| Does any of us take the time these days
to really look at our children? I mean really look. Do we
see trust and unquestioning love in their eyes or do we see a hesitation
to take a chance of being put off or ignored in the midst of Mommy
and Daddy's busy day ? So much depends on that trust. So much of their
future lives will be predicated on those early impressions and feelings.
It is an awesome responsibility we assume from the moment we made the decision
to bring them into this world and if we fail to honour that profound responsibility
nothing else we do in life will compensate for our failure. Life does not
give second chances for correcting parenting omissions. We have one chance
to get it right and if we do not recognize that fact not only our children,
but we, and society as a whole, are the losers.
The most vulnerable among us are those
only just beginning the journey, and those approaching the final decades
of that amazing journey. Too often we fail both. It has not always been
so. There was a time in our history when family values actually were
as important as they are now touted to be. The difference being the definition
of those values has eroded through time to an alarming degree. It is to
our shame that we have lost the ability to discern the difference.
What kind of world have we created
when it is accepted that children and the elderly are so often
an inconvenience in our busy lives ? Certainly we love them, and
we do recognize that they need us, but we have so much to worry about that
we simply don't have the time to do more than the bare minimum to assure
that they are aware of that fact.
When do we find the courage to actually
look into the eyes of our children and recognize the disillusionment
so apparent there which our words or our actions have caused ? Children
do not yet know how to express themselves well but their eyes speak volumes
to those who will actually see and understand.
A child is not born with a lack of
trust or with a heart filled with disappointment . That, we teach them.
They watch, they learn, they begin to understand, and as they do
they face very early in life the fact that Mommy and Daddy sometimes make
really bad mistakes. They are not old enough yet to know that all humans
make mistakes. That no one is perfect. They only know what they observe
and how they feel. And those feelings confuse them because they do love
Mommy and Daddy so very much and they depend on them for their very survival.
If Mommy and Daddy say it's so it just has to be true. And so we transfer
to those innocent, fragile psyches every single prejudice or attitude which
has mandated our lives. And the untouched, precious innocence of childhood
begins the process of learning that the world is filled with bad
people who, because they are different than we are, must be considered
an enemy. And so, the cycle continues.

·····

▸ Aim: Reproduce the passage of the essay on parenting between "The most vulnerable" and "of that fact.", inclusive. The material that comes next has no connection to the essay on parenting.

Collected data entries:
·····

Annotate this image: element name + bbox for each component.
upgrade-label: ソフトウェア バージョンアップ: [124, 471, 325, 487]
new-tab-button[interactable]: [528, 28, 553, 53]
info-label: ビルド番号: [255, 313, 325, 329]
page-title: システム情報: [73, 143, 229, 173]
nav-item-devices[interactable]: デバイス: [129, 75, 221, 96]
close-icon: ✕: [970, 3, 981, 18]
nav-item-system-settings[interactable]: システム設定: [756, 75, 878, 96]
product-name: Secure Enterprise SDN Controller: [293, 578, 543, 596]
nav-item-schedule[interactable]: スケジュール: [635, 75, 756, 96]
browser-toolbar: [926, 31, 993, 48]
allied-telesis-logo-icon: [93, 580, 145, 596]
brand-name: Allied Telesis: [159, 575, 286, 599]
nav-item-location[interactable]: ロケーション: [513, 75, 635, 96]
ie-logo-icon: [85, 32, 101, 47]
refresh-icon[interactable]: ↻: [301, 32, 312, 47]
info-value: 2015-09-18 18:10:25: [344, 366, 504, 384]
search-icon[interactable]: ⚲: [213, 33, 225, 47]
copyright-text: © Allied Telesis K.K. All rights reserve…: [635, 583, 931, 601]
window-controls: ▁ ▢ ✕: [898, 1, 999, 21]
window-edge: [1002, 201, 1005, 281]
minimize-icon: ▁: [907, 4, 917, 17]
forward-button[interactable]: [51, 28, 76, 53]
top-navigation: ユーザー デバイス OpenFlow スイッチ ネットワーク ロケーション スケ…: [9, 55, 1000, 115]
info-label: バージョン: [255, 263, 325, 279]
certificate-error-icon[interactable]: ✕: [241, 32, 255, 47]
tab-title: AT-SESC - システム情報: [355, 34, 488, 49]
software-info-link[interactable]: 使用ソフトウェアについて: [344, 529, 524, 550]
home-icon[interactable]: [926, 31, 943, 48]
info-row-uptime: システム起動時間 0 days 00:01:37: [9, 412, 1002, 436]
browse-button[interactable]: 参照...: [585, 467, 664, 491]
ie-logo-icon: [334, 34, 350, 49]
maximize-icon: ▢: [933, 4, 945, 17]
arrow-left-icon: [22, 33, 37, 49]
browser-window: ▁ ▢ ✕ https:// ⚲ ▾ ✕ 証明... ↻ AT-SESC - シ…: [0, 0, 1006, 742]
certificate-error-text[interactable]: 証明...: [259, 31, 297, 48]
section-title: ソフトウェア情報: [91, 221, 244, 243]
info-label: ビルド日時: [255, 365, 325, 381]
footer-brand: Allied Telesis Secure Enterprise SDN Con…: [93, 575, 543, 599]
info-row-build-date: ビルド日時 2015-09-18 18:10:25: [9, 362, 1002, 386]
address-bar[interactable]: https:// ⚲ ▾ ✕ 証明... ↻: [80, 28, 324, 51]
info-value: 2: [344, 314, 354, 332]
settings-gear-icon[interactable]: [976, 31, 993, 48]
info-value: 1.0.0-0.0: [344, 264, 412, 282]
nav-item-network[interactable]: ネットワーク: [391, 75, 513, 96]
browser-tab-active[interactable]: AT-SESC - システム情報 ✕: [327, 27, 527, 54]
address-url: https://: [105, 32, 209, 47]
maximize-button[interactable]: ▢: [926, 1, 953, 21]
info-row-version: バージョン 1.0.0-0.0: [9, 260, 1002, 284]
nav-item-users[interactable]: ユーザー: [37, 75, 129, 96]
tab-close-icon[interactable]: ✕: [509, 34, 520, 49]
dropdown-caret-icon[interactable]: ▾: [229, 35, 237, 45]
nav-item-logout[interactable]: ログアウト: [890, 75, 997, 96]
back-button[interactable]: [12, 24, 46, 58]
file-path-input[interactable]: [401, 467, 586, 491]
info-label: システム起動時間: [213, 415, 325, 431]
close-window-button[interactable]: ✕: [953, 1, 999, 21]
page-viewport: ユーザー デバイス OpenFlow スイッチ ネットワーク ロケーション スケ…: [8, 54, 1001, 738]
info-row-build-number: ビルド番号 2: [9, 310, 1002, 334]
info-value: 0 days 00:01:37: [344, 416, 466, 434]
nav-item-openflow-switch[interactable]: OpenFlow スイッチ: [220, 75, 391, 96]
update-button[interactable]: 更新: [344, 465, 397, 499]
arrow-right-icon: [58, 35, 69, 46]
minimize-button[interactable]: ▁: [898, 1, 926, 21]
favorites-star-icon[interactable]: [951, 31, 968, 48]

·····

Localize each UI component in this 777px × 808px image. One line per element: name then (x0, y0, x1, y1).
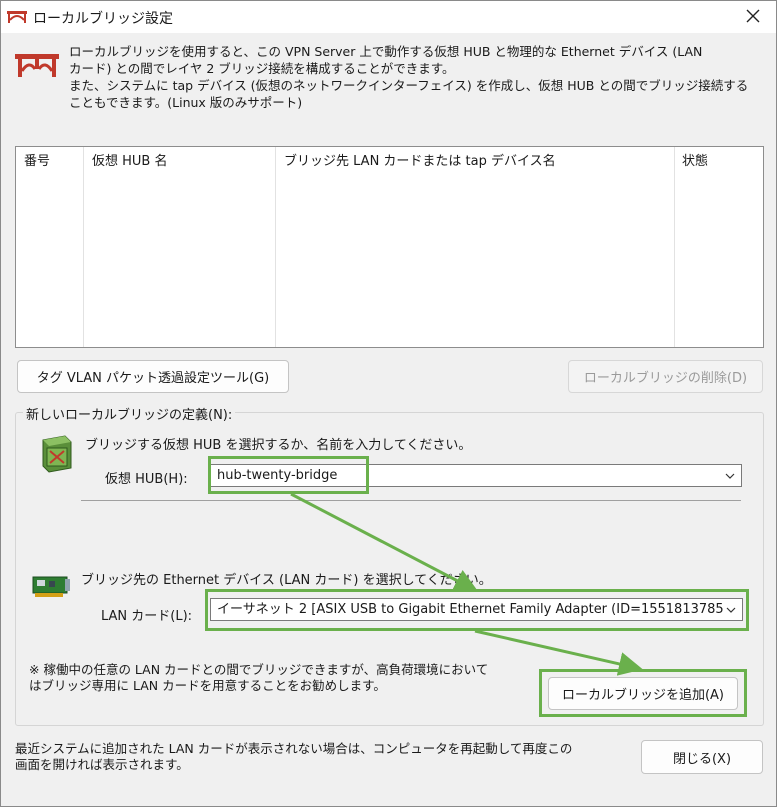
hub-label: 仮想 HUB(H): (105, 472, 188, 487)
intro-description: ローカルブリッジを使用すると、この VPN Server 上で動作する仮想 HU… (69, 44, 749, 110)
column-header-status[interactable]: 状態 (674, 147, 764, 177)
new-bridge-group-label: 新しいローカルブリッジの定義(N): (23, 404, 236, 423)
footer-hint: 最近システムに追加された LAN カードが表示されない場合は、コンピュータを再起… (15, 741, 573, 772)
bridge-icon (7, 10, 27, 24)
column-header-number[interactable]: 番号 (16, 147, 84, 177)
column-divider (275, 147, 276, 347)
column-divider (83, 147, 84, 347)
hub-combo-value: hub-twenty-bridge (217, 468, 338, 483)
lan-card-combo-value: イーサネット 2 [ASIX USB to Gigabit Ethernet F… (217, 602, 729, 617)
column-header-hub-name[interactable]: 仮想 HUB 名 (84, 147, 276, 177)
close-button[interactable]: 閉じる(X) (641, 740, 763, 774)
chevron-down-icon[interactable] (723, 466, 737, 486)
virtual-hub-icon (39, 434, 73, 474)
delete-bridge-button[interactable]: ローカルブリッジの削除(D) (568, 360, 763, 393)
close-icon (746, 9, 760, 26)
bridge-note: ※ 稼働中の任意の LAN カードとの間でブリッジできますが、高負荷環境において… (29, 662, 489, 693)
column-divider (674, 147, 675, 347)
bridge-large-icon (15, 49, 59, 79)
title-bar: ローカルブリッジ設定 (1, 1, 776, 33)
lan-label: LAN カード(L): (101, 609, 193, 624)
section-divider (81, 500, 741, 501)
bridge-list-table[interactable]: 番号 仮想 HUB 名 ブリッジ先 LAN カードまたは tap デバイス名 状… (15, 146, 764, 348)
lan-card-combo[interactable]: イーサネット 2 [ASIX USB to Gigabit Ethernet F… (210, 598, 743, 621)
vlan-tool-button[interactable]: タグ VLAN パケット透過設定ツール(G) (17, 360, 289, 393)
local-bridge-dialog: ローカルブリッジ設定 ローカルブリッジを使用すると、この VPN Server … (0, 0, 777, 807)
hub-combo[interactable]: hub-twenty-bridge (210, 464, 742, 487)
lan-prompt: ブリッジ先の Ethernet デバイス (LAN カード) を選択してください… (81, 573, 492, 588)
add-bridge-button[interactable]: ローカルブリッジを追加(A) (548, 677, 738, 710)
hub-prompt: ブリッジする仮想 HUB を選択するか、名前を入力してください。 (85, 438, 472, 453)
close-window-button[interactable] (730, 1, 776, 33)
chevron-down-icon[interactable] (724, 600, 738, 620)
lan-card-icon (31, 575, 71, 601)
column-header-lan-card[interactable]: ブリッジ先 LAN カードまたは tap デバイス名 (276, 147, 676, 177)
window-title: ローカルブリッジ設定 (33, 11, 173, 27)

·····

▸ Task response:
The most vulnerable among us are those
only just beginning the journey, and those approaching the final decades
of that amazing journey. Too often we fail both. It has not always been
so. There was a time in our history when family values actually were
as important as they are now touted to be. The difference being the definition
of those values has eroded through time to an alarming degree. It is to
our shame that we have lost the ability to discern the difference.
What kind of world have we created
when it is accepted that children and the elderly are so often
an inconvenience in our busy lives ? Certainly we love them, and
we do recognize that they need us, but we have so much to worry about that
we simply don't have the time to do more than the bare minimum to assure
that they are aware of that fact.